PROMPT => Render the lines of the items below as a numbered list, omitting any blank lines.

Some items
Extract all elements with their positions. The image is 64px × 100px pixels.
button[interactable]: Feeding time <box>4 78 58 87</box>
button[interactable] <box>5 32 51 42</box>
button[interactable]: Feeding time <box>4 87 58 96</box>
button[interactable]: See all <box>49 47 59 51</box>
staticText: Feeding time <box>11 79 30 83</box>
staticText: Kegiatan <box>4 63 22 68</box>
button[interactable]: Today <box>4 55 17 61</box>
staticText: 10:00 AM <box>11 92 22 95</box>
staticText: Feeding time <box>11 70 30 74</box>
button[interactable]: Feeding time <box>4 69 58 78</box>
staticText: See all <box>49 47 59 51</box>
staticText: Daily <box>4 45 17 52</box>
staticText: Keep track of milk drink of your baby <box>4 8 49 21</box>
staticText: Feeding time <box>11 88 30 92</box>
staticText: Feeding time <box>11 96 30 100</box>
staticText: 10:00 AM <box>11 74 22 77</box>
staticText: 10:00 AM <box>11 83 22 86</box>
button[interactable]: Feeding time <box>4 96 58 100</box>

RESULT OF THIS TASK =>
1. Extract all elements with their positions. The image is 64px × 100px pixels.
2. button[interactable]: Feeding time <box>4 78 58 87</box>
3. button[interactable] <box>5 32 51 42</box>
4. button[interactable]: Feeding time <box>4 87 58 96</box>
5. button[interactable]: See all <box>49 47 59 51</box>
6. staticText: Feeding time <box>11 79 30 83</box>
7. staticText: Kegiatan <box>4 63 22 68</box>
8. button[interactable]: Today <box>4 55 17 61</box>
9. staticText: 10:00 AM <box>11 92 22 95</box>
10. staticText: Feeding time <box>11 70 30 74</box>
11. button[interactable]: Feeding time <box>4 69 58 78</box>
12. staticText: See all <box>49 47 59 51</box>
13. staticText: Daily <box>4 45 17 52</box>
14. staticText: Keep track of milk drink of your baby <box>4 8 49 21</box>
15. staticText: Feeding time <box>11 88 30 92</box>
16. staticText: Feeding time <box>11 96 30 100</box>
17. staticText: 10:00 AM <box>11 74 22 77</box>
18. staticText: 10:00 AM <box>11 83 22 86</box>
19. button[interactable]: Feeding time <box>4 96 58 100</box>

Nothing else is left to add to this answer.